**WORK INSTRUCTIONS**
Note each line where "море" appears, and copy it.

Extracted records:
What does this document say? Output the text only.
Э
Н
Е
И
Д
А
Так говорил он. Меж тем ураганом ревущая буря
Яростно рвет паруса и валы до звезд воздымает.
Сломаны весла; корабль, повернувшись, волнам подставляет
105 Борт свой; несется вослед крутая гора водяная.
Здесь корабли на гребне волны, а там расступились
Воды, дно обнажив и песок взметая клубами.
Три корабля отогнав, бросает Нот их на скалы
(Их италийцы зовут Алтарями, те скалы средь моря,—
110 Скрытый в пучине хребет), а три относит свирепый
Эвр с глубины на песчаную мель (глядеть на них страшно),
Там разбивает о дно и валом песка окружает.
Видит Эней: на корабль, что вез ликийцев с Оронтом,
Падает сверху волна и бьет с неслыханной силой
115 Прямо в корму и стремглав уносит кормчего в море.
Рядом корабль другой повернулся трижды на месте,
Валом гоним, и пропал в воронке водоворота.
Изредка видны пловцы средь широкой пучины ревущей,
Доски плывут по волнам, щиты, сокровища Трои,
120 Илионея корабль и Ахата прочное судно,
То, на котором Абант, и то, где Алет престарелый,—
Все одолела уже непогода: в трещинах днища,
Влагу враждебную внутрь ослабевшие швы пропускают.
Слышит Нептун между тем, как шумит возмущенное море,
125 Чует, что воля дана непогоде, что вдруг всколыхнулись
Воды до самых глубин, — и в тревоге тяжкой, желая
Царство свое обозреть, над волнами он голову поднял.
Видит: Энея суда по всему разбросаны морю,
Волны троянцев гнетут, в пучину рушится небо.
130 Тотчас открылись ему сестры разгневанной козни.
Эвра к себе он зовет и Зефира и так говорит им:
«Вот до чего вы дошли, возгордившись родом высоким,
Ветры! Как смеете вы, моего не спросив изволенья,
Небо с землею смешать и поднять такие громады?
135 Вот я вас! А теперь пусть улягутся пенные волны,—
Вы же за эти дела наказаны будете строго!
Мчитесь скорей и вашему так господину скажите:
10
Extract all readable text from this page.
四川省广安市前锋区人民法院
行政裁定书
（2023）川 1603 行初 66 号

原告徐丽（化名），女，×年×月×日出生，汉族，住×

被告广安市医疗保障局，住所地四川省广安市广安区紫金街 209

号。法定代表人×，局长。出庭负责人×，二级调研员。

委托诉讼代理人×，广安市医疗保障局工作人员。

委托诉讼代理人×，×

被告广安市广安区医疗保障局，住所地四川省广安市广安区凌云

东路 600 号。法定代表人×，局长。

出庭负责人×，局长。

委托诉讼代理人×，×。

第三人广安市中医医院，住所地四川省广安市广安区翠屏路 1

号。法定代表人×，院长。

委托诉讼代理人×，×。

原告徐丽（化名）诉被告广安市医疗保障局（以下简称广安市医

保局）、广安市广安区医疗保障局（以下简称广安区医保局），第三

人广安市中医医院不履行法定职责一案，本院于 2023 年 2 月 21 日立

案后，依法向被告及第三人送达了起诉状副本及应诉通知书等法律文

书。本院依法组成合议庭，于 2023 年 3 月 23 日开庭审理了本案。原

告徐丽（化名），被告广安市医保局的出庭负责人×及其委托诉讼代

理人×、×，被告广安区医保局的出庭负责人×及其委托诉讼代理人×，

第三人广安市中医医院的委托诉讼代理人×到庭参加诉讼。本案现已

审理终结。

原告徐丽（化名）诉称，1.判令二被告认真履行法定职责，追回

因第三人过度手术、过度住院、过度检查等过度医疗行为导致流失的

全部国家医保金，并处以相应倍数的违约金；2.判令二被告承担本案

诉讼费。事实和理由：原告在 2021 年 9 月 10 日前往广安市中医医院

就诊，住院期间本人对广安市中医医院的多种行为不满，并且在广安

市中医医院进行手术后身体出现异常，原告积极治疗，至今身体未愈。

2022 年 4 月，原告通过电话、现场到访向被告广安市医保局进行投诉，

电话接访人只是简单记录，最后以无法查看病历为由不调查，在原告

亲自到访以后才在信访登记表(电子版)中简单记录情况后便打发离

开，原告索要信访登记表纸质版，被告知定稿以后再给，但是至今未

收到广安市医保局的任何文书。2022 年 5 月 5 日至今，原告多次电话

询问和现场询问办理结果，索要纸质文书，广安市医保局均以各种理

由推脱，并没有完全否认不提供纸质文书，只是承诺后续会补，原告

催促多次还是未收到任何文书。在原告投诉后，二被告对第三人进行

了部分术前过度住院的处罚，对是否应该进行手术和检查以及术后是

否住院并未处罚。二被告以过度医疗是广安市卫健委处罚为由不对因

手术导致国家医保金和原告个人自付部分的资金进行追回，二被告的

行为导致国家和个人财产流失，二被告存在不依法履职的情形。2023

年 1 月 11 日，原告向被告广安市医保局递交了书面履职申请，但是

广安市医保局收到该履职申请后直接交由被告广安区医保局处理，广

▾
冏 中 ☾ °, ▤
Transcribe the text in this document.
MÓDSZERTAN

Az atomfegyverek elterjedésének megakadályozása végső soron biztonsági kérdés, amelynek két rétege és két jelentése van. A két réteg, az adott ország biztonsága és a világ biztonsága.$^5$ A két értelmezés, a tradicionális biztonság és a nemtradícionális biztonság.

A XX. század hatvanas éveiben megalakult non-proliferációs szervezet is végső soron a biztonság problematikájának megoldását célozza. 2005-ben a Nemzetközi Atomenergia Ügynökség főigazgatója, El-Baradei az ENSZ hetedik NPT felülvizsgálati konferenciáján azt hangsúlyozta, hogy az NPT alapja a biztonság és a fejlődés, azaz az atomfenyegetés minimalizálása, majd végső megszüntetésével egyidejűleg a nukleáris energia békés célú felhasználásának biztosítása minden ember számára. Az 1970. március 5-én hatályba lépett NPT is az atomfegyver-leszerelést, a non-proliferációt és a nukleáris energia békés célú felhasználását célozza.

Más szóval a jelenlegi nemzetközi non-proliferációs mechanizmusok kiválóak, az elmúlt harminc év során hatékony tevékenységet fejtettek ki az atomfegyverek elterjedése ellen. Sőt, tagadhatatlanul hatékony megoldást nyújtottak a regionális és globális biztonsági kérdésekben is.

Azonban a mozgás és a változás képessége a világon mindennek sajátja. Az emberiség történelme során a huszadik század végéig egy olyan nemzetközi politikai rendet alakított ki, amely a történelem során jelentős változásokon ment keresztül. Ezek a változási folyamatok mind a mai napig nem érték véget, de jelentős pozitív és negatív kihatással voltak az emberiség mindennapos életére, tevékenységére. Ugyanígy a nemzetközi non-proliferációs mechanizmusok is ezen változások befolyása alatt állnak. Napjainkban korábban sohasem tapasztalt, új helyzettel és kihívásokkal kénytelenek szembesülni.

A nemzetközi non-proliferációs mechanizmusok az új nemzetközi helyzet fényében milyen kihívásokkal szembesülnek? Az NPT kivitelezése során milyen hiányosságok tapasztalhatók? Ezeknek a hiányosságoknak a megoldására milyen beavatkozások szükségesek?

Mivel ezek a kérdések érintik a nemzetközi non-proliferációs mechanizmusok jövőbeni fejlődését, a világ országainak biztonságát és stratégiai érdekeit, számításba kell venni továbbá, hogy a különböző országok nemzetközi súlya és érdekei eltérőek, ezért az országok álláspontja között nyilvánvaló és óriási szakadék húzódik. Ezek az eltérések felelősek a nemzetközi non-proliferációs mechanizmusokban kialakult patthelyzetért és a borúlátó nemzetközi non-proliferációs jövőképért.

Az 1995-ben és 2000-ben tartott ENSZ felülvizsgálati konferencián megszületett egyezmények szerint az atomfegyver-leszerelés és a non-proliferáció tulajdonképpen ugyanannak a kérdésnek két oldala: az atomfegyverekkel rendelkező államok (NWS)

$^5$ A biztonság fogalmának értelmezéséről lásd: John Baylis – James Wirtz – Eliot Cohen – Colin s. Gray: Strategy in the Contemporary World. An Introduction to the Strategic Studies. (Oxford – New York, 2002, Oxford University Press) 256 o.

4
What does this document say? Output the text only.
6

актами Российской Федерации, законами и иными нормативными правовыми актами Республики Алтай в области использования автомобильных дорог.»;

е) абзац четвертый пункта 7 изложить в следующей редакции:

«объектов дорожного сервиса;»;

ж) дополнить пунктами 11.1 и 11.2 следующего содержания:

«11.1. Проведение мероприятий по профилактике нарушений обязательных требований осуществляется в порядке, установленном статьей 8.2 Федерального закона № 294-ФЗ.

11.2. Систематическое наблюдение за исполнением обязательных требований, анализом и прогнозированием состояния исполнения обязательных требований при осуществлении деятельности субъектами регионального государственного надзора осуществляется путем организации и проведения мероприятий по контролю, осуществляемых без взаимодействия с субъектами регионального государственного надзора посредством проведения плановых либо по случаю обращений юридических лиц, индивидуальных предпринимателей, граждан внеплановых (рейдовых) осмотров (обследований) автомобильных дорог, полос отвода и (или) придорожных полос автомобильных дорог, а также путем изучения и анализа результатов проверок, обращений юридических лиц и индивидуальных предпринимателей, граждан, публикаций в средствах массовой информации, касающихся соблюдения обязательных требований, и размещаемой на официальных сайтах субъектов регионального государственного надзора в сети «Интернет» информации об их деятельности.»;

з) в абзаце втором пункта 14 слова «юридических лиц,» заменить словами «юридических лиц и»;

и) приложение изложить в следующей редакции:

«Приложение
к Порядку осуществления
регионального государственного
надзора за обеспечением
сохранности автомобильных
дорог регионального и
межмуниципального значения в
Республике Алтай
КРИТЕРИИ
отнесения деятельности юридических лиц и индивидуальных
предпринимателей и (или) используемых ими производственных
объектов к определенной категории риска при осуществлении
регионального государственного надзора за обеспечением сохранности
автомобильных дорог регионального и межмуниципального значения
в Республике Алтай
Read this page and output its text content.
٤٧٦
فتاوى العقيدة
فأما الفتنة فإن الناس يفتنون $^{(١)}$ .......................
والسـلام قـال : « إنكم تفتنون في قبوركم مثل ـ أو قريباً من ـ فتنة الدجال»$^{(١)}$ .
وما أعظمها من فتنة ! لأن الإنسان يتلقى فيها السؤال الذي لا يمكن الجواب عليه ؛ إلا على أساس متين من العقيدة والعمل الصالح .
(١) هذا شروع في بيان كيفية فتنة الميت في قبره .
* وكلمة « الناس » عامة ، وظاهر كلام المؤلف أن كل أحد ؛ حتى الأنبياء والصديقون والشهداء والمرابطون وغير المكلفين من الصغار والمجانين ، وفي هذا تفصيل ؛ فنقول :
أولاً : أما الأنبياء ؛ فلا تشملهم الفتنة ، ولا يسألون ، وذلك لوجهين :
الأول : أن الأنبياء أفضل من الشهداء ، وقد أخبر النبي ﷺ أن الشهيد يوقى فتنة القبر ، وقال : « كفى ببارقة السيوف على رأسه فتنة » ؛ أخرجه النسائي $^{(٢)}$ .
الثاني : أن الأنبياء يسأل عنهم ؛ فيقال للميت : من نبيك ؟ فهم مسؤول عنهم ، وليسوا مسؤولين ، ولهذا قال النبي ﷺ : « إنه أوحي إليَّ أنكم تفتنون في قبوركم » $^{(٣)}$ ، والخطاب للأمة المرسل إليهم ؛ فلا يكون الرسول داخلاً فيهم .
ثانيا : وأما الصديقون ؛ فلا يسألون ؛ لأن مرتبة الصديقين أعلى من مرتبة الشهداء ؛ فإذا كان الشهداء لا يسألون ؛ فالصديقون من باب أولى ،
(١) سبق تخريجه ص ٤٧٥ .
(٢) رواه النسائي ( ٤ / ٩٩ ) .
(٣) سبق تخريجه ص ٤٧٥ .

**WRITTEN REPLY**
115 Прямо в корму и стремглав уносит кормчего в море.
Слышит Нептун между тем, как шумит возмущенное море,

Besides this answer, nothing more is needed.